**Your instructions**
Give all the entries below as a JSON list of strings, one string per line, with blank lines and pictures left out.

┄┄┄┄┄┄┄┄┄┄┄┄┄┄┄┄┄┄┄┄

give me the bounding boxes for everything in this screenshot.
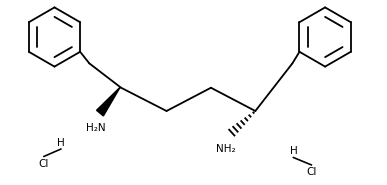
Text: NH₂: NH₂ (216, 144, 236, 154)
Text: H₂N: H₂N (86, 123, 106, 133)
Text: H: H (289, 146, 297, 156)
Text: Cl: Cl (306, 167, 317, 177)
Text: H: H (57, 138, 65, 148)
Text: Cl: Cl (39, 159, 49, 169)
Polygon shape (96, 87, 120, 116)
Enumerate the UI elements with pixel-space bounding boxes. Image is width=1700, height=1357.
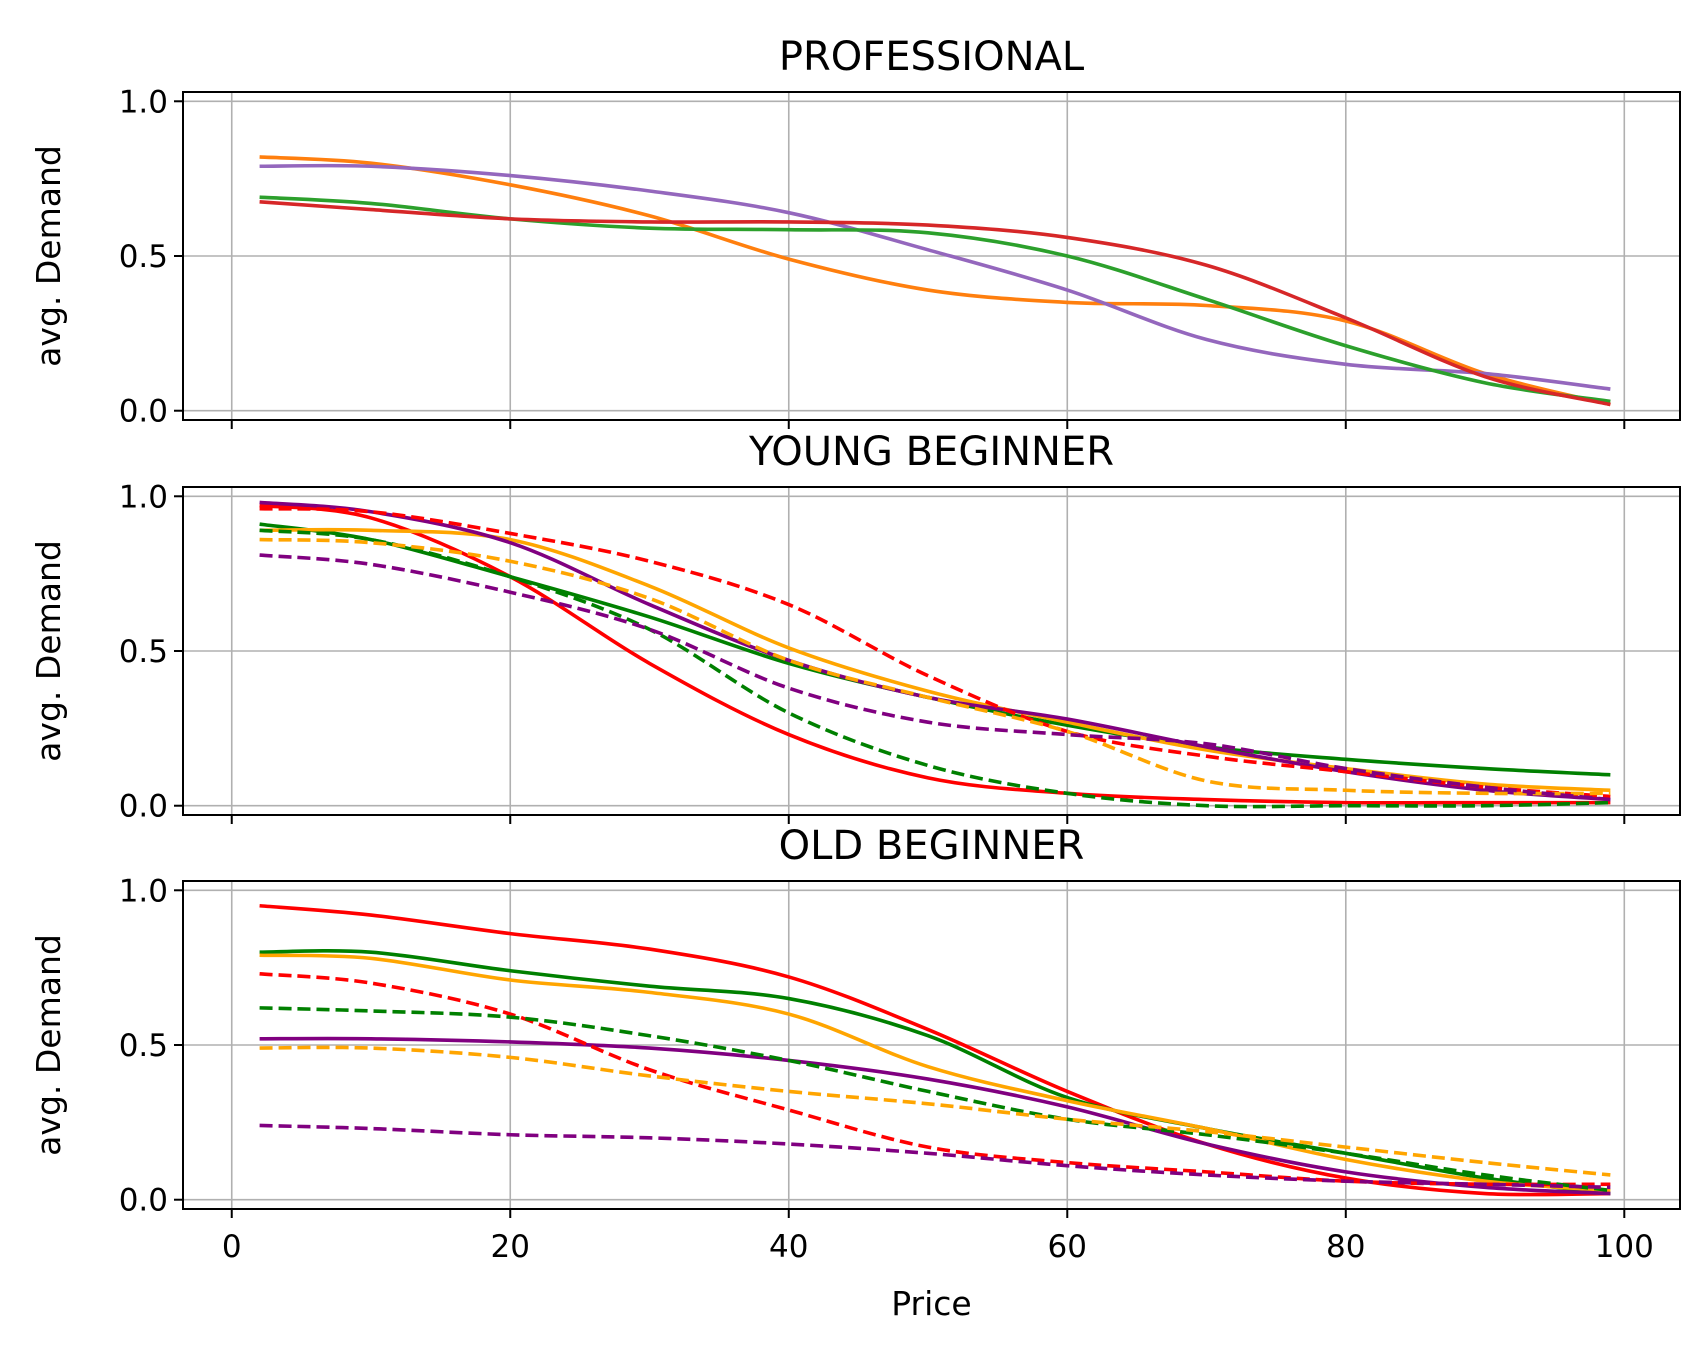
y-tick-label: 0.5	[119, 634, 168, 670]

┄┄┄┄┄┄┄┄┄┄┄┄┄┄┄┄┄┄┄┄

**Reply**
[
  "give me the bounding boxes for everything in this screenshot.",
  "Text: NH₂: NH₂ (216, 144, 236, 154)",
  "Text: H₂N: H₂N (86, 123, 106, 133)",
  "Text: H: H (289, 146, 297, 156)",
  "Text: Cl: Cl (306, 167, 317, 177)",
  "Text: H: H (57, 138, 65, 148)",
  "Text: Cl: Cl (39, 159, 49, 169)",
  "Polygon shape (96, 87, 120, 116)",
  "Enumerate the UI elements with pixel-space bounding boxes. Image is width=1700, height=1357.",
  "y-tick-label: 0.5\t[119, 634, 168, 670]"
]